## What needs to be done
Work out how many lines of the listing hold the string "marker". Answer with that number alone.
'''
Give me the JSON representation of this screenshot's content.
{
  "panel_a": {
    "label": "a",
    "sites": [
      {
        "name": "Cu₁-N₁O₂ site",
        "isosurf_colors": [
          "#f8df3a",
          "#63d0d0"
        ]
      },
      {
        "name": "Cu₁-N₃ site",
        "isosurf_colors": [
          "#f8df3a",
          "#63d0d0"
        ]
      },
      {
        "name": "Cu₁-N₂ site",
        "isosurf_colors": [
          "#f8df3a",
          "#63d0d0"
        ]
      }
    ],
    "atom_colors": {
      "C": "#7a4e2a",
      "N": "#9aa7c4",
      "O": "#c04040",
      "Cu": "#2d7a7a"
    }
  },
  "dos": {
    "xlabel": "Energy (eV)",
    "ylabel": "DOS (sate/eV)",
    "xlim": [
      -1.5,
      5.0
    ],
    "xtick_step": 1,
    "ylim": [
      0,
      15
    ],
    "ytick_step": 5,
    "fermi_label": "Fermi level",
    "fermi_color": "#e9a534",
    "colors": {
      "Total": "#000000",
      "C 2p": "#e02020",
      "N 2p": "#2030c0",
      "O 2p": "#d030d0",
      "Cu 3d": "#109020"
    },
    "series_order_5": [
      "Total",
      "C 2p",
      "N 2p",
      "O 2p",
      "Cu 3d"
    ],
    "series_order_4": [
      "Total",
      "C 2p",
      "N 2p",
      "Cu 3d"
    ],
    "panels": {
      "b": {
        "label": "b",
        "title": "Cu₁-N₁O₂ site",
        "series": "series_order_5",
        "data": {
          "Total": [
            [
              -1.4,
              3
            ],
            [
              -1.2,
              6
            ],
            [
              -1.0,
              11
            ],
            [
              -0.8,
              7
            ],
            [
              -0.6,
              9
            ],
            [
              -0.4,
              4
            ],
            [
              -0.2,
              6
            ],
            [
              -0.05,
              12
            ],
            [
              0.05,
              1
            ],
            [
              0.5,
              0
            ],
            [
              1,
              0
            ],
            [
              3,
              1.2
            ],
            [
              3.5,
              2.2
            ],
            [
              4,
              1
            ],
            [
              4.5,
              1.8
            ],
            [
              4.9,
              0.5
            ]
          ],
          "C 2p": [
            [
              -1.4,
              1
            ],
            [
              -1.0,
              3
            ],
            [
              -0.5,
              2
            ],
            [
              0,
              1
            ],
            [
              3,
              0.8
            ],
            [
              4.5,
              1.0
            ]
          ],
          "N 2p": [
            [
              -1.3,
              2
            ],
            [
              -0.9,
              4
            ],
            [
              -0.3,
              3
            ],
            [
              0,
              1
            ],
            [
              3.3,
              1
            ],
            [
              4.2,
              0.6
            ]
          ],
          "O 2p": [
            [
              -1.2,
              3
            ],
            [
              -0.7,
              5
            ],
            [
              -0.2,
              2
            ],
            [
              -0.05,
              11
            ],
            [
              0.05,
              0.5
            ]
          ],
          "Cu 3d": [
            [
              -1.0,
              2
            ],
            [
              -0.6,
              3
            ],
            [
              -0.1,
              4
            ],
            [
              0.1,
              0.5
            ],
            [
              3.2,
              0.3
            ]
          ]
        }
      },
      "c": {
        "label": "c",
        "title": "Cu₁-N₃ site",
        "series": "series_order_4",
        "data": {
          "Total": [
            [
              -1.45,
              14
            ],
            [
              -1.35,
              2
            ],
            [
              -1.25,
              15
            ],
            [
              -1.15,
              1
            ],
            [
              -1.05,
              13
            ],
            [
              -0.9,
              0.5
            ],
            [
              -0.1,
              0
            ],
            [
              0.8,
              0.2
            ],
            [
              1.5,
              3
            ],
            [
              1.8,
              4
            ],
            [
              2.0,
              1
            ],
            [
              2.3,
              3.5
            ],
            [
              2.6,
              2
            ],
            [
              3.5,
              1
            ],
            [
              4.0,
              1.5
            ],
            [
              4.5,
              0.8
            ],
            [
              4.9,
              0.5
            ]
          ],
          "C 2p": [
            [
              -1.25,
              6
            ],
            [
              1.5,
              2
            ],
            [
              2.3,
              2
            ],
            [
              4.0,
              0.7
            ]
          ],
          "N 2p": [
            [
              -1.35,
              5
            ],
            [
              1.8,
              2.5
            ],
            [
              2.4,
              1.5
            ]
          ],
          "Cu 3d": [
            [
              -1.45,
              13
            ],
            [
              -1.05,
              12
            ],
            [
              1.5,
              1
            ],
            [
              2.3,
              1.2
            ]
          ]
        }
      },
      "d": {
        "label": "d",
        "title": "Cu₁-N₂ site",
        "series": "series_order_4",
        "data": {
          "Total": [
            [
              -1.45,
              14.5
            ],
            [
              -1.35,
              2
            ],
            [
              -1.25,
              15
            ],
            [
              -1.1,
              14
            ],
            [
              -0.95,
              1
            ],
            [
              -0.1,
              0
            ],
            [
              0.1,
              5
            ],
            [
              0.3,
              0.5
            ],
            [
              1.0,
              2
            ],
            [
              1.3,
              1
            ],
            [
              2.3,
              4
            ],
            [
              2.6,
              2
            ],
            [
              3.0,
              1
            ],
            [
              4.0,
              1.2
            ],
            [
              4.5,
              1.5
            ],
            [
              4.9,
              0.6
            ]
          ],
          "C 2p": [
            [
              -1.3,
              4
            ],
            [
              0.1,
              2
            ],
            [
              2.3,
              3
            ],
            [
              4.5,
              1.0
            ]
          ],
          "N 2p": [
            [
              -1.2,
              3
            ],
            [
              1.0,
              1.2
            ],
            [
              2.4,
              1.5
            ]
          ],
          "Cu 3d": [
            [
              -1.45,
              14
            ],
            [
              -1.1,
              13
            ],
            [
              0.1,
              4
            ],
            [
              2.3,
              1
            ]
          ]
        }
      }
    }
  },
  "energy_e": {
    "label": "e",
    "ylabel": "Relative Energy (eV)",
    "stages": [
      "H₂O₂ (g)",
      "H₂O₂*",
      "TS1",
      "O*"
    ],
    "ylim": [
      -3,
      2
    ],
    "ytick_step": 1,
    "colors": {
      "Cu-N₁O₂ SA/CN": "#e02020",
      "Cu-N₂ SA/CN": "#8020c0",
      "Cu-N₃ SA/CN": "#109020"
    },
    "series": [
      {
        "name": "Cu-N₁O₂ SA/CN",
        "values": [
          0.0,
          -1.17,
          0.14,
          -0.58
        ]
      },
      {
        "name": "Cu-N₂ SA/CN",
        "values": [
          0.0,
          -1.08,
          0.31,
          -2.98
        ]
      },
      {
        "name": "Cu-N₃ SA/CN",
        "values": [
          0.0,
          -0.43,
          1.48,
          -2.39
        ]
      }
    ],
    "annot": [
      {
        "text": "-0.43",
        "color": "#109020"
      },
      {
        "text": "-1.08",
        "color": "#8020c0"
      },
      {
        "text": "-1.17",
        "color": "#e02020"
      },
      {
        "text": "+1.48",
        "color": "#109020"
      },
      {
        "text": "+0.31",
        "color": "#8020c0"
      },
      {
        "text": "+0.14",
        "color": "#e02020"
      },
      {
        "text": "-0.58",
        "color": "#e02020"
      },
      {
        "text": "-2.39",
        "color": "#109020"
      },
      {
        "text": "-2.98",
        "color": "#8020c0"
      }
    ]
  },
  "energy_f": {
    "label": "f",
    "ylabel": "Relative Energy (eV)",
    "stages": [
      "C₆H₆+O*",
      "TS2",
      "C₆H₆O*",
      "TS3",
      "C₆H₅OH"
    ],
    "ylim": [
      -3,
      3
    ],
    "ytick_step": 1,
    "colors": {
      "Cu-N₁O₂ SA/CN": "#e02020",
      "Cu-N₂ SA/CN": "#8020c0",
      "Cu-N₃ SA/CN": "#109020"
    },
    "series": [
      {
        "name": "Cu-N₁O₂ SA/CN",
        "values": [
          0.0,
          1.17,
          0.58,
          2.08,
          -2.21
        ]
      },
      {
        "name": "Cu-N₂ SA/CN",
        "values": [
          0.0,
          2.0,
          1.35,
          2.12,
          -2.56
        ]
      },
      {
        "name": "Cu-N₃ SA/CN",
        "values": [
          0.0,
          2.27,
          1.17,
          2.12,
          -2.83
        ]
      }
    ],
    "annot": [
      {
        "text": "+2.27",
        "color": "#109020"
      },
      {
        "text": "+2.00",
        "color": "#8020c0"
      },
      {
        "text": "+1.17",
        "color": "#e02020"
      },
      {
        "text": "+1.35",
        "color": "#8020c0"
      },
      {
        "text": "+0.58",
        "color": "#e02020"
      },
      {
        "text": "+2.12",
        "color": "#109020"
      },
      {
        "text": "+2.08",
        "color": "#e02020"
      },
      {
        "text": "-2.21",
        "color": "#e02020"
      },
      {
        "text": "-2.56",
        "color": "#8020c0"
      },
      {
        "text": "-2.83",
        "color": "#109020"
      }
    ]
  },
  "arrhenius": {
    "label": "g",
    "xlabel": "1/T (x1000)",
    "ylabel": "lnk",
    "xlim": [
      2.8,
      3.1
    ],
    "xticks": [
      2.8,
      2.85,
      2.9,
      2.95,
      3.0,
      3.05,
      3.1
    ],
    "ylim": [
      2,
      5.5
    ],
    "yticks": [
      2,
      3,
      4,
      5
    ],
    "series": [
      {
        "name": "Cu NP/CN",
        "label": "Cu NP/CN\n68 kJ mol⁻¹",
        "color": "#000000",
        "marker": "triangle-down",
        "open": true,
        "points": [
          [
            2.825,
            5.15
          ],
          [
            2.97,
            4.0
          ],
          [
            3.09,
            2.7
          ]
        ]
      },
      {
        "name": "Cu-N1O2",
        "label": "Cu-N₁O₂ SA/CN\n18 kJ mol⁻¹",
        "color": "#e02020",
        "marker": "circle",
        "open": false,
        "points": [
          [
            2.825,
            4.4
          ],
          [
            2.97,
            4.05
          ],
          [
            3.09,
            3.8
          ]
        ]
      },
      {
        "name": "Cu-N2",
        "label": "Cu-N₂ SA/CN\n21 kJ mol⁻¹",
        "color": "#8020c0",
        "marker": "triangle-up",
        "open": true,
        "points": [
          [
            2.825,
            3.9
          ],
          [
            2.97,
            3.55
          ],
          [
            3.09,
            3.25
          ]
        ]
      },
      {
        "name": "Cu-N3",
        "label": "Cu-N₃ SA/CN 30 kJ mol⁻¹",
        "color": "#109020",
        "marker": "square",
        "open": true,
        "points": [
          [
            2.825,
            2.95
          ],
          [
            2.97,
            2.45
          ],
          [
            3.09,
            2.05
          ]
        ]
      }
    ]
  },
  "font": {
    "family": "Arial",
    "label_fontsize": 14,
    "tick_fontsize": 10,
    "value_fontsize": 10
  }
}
'''
## Result
4